TO DO:
Can you turn each line in the items below into a JSON list of strings, one string per line, with blank lines left out?

····················

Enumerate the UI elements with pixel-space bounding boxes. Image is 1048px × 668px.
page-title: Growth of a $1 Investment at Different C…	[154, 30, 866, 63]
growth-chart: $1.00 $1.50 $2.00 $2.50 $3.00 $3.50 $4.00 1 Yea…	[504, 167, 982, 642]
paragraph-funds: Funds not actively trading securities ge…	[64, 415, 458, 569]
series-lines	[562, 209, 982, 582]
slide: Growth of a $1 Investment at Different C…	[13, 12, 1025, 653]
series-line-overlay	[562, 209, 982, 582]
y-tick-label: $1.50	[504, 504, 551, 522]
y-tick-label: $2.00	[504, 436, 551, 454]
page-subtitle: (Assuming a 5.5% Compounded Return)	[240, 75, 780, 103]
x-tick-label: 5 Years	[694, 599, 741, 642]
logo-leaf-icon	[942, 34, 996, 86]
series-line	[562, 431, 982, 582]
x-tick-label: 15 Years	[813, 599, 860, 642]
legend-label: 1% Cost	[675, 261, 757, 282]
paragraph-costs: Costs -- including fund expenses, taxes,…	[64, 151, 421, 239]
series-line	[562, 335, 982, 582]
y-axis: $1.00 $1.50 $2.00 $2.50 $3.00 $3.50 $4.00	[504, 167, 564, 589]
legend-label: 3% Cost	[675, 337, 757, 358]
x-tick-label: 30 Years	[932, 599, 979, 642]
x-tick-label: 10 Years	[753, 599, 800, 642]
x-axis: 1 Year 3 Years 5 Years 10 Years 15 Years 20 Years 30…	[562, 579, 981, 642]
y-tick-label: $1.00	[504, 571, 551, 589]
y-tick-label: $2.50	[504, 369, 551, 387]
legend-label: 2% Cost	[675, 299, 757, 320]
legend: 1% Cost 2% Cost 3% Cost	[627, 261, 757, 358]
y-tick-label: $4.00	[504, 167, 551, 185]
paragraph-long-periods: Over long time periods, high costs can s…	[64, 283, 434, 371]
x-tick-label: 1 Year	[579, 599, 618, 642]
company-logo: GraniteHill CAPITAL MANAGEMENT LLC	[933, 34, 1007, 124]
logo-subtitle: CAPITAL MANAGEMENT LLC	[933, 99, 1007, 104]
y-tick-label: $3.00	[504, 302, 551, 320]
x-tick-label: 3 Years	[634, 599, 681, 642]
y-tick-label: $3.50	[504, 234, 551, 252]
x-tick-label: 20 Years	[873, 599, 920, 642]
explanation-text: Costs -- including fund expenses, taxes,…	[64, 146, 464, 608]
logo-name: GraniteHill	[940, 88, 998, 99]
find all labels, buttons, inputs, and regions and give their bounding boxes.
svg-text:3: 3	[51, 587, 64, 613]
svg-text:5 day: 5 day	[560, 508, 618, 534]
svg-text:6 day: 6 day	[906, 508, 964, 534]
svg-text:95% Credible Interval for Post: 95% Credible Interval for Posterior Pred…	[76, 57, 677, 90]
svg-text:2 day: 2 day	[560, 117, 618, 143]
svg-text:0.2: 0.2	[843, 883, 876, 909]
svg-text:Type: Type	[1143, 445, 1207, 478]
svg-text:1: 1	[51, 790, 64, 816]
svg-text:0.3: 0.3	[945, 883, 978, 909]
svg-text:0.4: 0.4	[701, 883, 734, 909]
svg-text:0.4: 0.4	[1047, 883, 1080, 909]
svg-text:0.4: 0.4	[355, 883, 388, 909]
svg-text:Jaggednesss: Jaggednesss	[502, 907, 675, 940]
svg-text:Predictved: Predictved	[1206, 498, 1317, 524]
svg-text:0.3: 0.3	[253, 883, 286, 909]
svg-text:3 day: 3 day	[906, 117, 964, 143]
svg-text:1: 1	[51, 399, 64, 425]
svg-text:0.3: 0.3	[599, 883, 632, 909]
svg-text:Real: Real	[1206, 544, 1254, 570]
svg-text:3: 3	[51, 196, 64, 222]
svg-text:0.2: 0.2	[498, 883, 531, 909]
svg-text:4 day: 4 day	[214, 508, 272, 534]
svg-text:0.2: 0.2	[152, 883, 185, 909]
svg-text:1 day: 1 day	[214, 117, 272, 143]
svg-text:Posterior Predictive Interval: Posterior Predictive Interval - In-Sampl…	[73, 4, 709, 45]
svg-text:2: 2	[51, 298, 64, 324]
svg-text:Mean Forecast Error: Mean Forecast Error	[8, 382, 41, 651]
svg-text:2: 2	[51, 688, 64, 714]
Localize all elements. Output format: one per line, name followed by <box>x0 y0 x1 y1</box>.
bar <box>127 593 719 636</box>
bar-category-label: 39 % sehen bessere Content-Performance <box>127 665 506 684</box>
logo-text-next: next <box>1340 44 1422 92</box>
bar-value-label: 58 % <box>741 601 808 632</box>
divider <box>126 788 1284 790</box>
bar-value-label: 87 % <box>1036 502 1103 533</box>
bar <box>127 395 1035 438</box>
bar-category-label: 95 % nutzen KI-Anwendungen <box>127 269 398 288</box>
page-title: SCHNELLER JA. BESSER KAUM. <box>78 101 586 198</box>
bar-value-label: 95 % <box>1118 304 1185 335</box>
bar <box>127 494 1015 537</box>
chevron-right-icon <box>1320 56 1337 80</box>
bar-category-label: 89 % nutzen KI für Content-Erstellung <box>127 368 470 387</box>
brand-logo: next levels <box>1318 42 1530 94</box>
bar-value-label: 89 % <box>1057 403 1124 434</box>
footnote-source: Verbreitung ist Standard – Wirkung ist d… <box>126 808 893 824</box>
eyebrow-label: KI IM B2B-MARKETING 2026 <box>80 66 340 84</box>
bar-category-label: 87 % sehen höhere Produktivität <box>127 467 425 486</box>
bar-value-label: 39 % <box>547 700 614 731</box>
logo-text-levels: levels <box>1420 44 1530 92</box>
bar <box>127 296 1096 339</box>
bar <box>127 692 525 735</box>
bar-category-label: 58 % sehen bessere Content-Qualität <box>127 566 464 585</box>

····················

THE RESULT:
[
  "Enumerate the UI elements with pixel-space bounding boxes. Image is 1048px × 668px.",
  "page-title: Growth of a $1 Investment at Different C…\t[154, 30, 866, 63]",
  "growth-chart: $1.00 $1.50 $2.00 $2.50 $3.00 $3.50 $4.00 1 Yea…\t[504, 167, 982, 642]",
  "paragraph-funds: Funds not actively trading securities ge…\t[64, 415, 458, 569]",
  "series-lines\t[562, 209, 982, 582]",
  "slide: Growth of a $1 Investment at Different C…\t[13, 12, 1025, 653]",
  "series-line-overlay\t[562, 209, 982, 582]",
  "y-tick-label: $1.50\t[504, 504, 551, 522]",
  "y-tick-label: $2.00\t[504, 436, 551, 454]",
  "page-subtitle: (Assuming a 5.5% Compounded Return)\t[240, 75, 780, 103]",
  "x-tick-label: 5 Years\t[694, 599, 741, 642]",
  "logo-leaf-icon\t[942, 34, 996, 86]",
  "series-line\t[562, 431, 982, 582]",
  "x-tick-label: 15 Years\t[813, 599, 860, 642]",
  "legend-label: 1% Cost\t[675, 261, 757, 282]",
  "paragraph-costs: Costs -- including fund expenses, taxes,…\t[64, 151, 421, 239]",
  "series-line\t[562, 335, 982, 582]",
  "y-axis: $1.00 $1.50 $2.00 $2.50 $3.00 $3.50 $4.00\t[504, 167, 564, 589]",
  "legend-label: 3% Cost\t[675, 337, 757, 358]",
  "x-tick-label: 30 Years\t[932, 599, 979, 642]",
  "x-tick-label: 10 Years\t[753, 599, 800, 642]",
  "x-axis: 1 Year 3 Years 5 Years 10 Years 15 Years 20 Years 30…\t[562, 579, 981, 642]",
  "y-tick-label: $1.00\t[504, 571, 551, 589]",
  "y-tick-label: $2.50\t[504, 369, 551, 387]",
  "legend-label: 2% Cost\t[675, 299, 757, 320]",
  "legend: 1% Cost 2% Cost 3% Cost\t[627, 261, 757, 358]",
  "y-tick-label: $4.00\t[504, 167, 551, 185]",
  "paragraph-long-periods: Over long time periods, high costs can s…\t[64, 283, 434, 371]",
  "x-tick-label: 1 Year\t[579, 599, 618, 642]",
  "company-logo: GraniteHill CAPITAL MANAGEMENT LLC\t[933, 34, 1007, 124]",
  "logo-subtitle: CAPITAL MANAGEMENT LLC\t[933, 99, 1007, 104]",
  "y-tick-label: $3.00\t[504, 302, 551, 320]",
  "x-tick-label: 3 Years\t[634, 599, 681, 642]",
  "y-tick-label: $3.50\t[504, 234, 551, 252]",
  "x-tick-label: 20 Years\t[873, 599, 920, 642]",
  "explanation-text: Costs -- including fund expenses, taxes,…\t[64, 146, 464, 608]",
  "logo-name: GraniteHill\t[940, 88, 998, 99]",
  "find all labels, buttons, inputs, and regions and give their bounding boxes.",
  "svg-text:3: 3\t[51, 587, 64, 613]",
  "svg-text:5 day: 5 day\t[560, 508, 618, 534]",
  "svg-text:6 day: 6 day\t[906, 508, 964, 534]",
  "svg-text:95% Credible Interval for Post: 95% Credible Interval for Posterior Pred…\t[76, 57, 677, 90]",
  "svg-text:2 day: 2 day\t[560, 117, 618, 143]",
  "svg-text:0.2: 0.2\t[843, 883, 876, 909]",
  "svg-text:Type: Type\t[1143, 445, 1207, 478]",
  "svg-text:1: 1\t[51, 790, 64, 816]",
  "svg-text:0.3: 0.3\t[945, 883, 978, 909]",
  "svg-text:0.4: 0.4\t[701, 883, 734, 909]",
  "svg-text:0.4: 0.4\t[1047, 883, 1080, 909]",
  "svg-text:0.4: 0.4\t[355, 883, 388, 909]",
  "svg-text:Jaggednesss: Jaggednesss\t[502, 907, 675, 940]",
  "svg-text:Predictved: Predictved\t[1206, 498, 1317, 524]",
  "svg-text:0.3: 0.3\t[253, 883, 286, 909]",
  "svg-text:3 day: 3 day\t[906, 117, 964, 143]",
  "svg-text:1: 1\t[51, 399, 64, 425]",
  "svg-text:0.3: 0.3\t[599, 883, 632, 909]",
  "svg-text:Real: Real\t[1206, 544, 1254, 570]",
  "svg-text:3: 3\t[51, 196, 64, 222]",
  "svg-text:0.2: 0.2\t[498, 883, 531, 909]",
  "svg-text:4 day: 4 day\t[214, 508, 272, 534]",
  "svg-text:0.2: 0.2\t[152, 883, 185, 909]",
  "svg-text:1 day: 1 day\t[214, 117, 272, 143]",
  "svg-text:Posterior Predictive Interval: Posterior Predictive Interval - In-Sampl…\t[73, 4, 709, 45]",
  "svg-text:2: 2\t[51, 298, 64, 324]",
  "svg-text:Mean Forecast Error: Mean Forecast Error\t[8, 382, 41, 651]",
  "svg-text:2: 2\t[51, 688, 64, 714]",
  "Localize all elements. Output format: one per line, name followed by <box>x0 y0 x1 y1</box>.",
  "bar <box>127 593 719 636</box>",
  "bar-category-label: 39 % sehen bessere Content-Performance <box>127 665 506 684</box>",
  "logo-text-next: next <box>1340 44 1422 92</box>",
  "bar-value-label: 58 % <box>741 601 808 632</box>",
  "divider <box>126 788 1284 790</box>",
  "bar-value-label: 87 % <box>1036 502 1103 533</box>",
  "bar <box>127 395 1035 438</box>",
  "bar-category-label: 95 % nutzen KI-Anwendungen <box>127 269 398 288</box>",
  "page-title: SCHNELLER JA. BESSER KAUM. <box>78 101 586 198</box>",
  "bar-value-label: 95 % <box>1118 304 1185 335</box>",
  "bar <box>127 494 1015 537</box>",
  "chevron-right-icon <box>1320 56 1337 80</box>",
  "bar-category-label: 89 % nutzen KI für Content-Erstellung <box>127 368 470 387</box>",
  "brand-logo: next levels <box>1318 42 1530 94</box>",
  "bar-value-label: 89 % <box>1057 403 1124 434</box>",
  "footnote-source: Verbreitung ist Standard – Wirkung ist d… <box>126 808 893 824</box>",
  "eyebrow-label: KI IM B2B-MARKETING 2026 <box>80 66 340 84</box>",
  "bar-category-label: 87 % sehen höhere Produktivität <box>127 467 425 486</box>",
  "bar-value-label: 39 % <box>547 700 614 731</box>",
  "logo-text-levels: levels <box>1420 44 1530 92</box>",
  "bar <box>127 296 1096 339</box>",
  "bar <box>127 692 525 735</box>",
  "bar-category-label: 58 % sehen bessere Content-Qualität <box>127 566 464 585</box>"
]